Set exercise
A line counts if it contains the string "text"; say how many such lines there are, giving only the number.
====== Data supplied ======
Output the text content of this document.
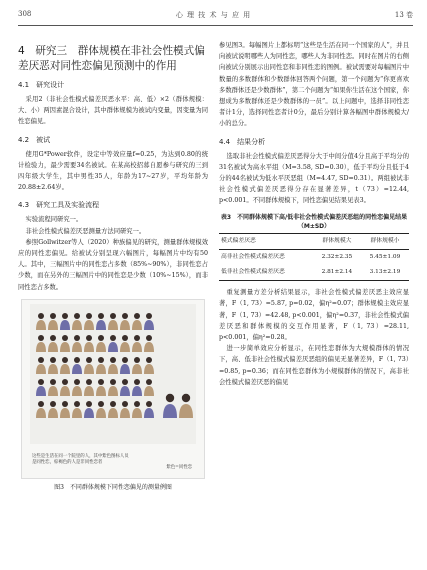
308	心 理 技 术 与 应 用	13 卷
4　研究三　群体规模在非社会性模式偏差厌恶对同性恋偏见预测中的作用
4.1　研究设计

采用2（非社会性模式偏差厌恶水平：高、低）×2（群体规模：大、小）两因素混合设计，其中群体规模为被试内变量，因变量为同性恋偏见。

4.2　被试

使用G*Power软件，设定中等效应量f=0.25，为达到0.80的统计检验力，最少需要34名被试。在某高校招募自愿参与研究的三到四年级大学生，其中男性35人，年龄为17~27岁，平均年龄为20.88±2.64岁。

4.3　研究工具及实验流程

实验流程同研究一。

非社会性模式偏差厌恶测量方法同研究一。

参照Gollwitzer等人（2020）种族偏见的研究，测量群体规模效应的同性恋偏见。给被试分别呈现六幅图片，每幅图片中均有50人。其中，三幅图片中的同性恋占多数（85%~90%），非同性恋占少数，而在另外的三幅图片中的同性恋是少数（10%~15%），而非同性恋占多数。

这些是生活在同一个院里的人，其中紫色图标人员是同性恋，棕褐色的人是非同性恋者
紫色=同性恋
图3　不同群体规模下同性恋偏见的测量例图

参见图3。每幅图片上都标明“这些是生活在同一个国家的人”，并且向被试说明哪些人为同性恋，哪些人为非同性恋。同时在图片的右侧向被试分别展示出同性恋和非同性恋的图例。被试需要对每幅图片中数量的多数群体和少数群体回答两个问题，第一个问题为“你更喜欢多数群体还是少数群体”，第二个问题为“如果你生活在这个国家，你想成为多数群体还是少数群体的一员”。以上问题中，选择非同性恋者计1分，选择同性恋者计0分，最后分别计算各幅图中群体规模大/小的总分。

4.4　结果分析

选取非社会性模式偏差厌恶得分大于中间分值4分且高于平均分的31名被试为高水平组（M=3.58, SD=0.30），低于平均分且低于4分的44名被试为低水平厌恶组（M=4.47, SD=0.31）。两组被试非社会性模式偏差厌恶得分存在显著差异，t（73）=12.44, p<0.001。不同群体规模下，同性恋偏见结果见表3。

表3　不同群体规模下高/低非社会性模式偏差厌恶组的同性恋偏见结果（M±SD）
模式偏差厌恶	群体规模大	群体规模小
高非社会性模式偏差厌恶	2.32±2.35	5.45±1.09
低非社会性模式偏差厌恶	2.81±2.14	3.13±2.19

重复测量方差分析结果显示，非社会性模式偏差厌恶主效应显著，F（1, 73）=5.87, p=0.02，偏η²=0.07；群体规模主效应显著，F（1, 73）=42.48, p<0.001，偏η²=0.37，非社会性模式偏差厌恶和群体规模的交互作用显著，F（1, 73）=28.11, p<0.001，偏η²=0.28。

进一步简单效应分析显示，在同性恋群体为大规模群体的情况下，高、低非社会性模式偏差厌恶组的偏见无显著差异，F（1, 73）=0.85, p=0.36；而在同性恋群体为小规模群体的情况下，高非社会性模式偏差厌恶的偏见
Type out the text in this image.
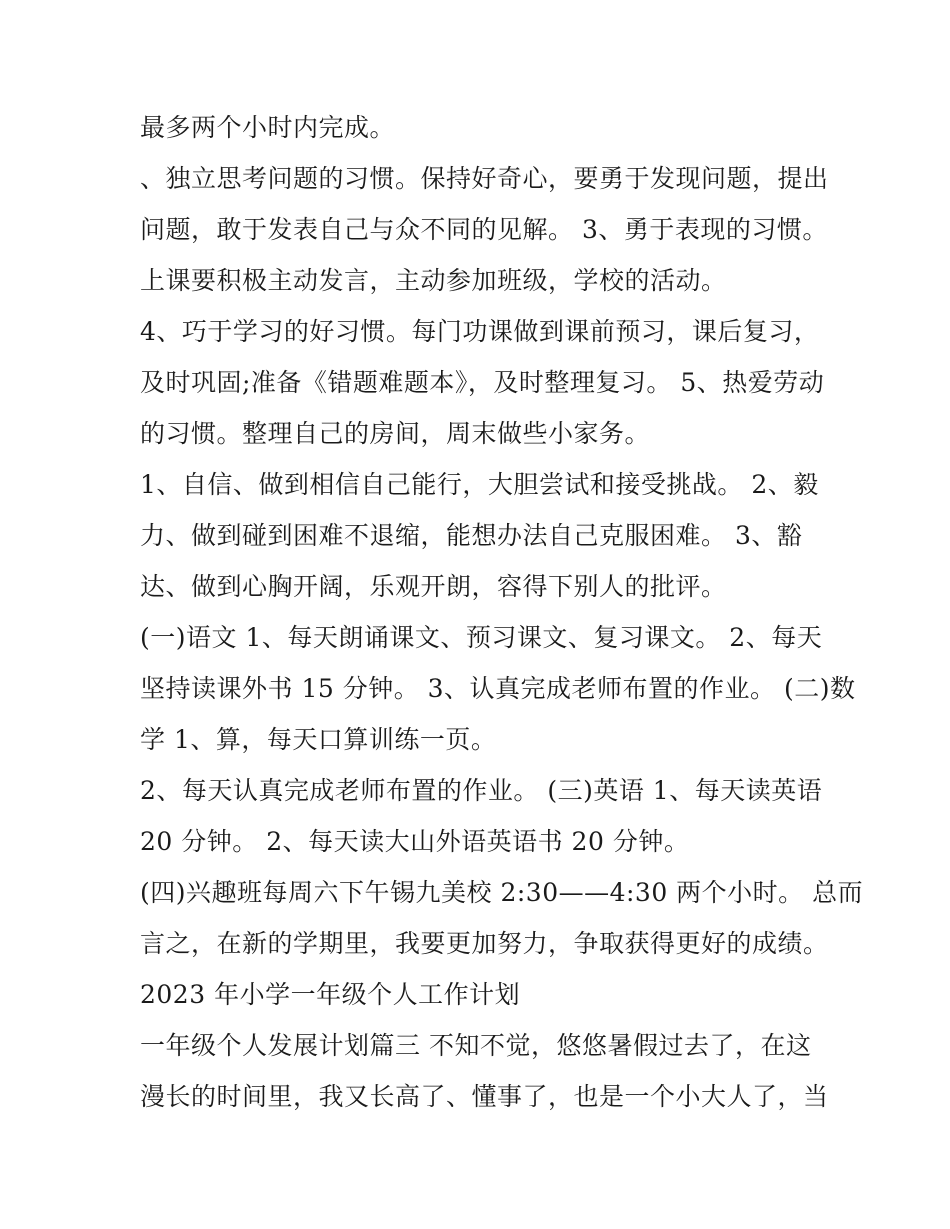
最多两个小时内完成。
、独立思考问题的习惯。保持好奇心，要勇于发现问题，提出
问题，敢于发表自己与众不同的见解。 3、勇于表现的习惯。
上课要积极主动发言，主动参加班级，学校的活动。
4、巧于学习的好习惯。每门功课做到课前预习，课后复习，
及时巩固;准备《错题难题本》，及时整理复习。 5、热爱劳动
的习惯。整理自己的房间，周末做些小家务。
1、自信、做到相信自己能行，大胆尝试和接受挑战。 2、毅
力、做到碰到困难不退缩，能想办法自己克服困难。 3、豁
达、做到心胸开阔，乐观开朗，容得下别人的批评。
(一)语文 1、每天朗诵课文、预习课文、复习课文。 2、每天
坚持读课外书 15 分钟。 3、认真完成老师布置的作业。 (二)数
学 1、算，每天口算训练一页。
2、每天认真完成老师布置的作业。 (三)英语 1、每天读英语
20 分钟。 2、每天读大山外语英语书 20 分钟。
(四)兴趣班每周六下午锡九美校 2:30——4:30 两个小时。 总而
言之，在新的学期里，我要更加努力，争取获得更好的成绩。
2023 年小学一年级个人工作计划
一年级个人发展计划篇三 不知不觉，悠悠暑假过去了，在这
漫长的时间里，我又长高了、懂事了，也是一个小大人了，当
======
Answer for the task
2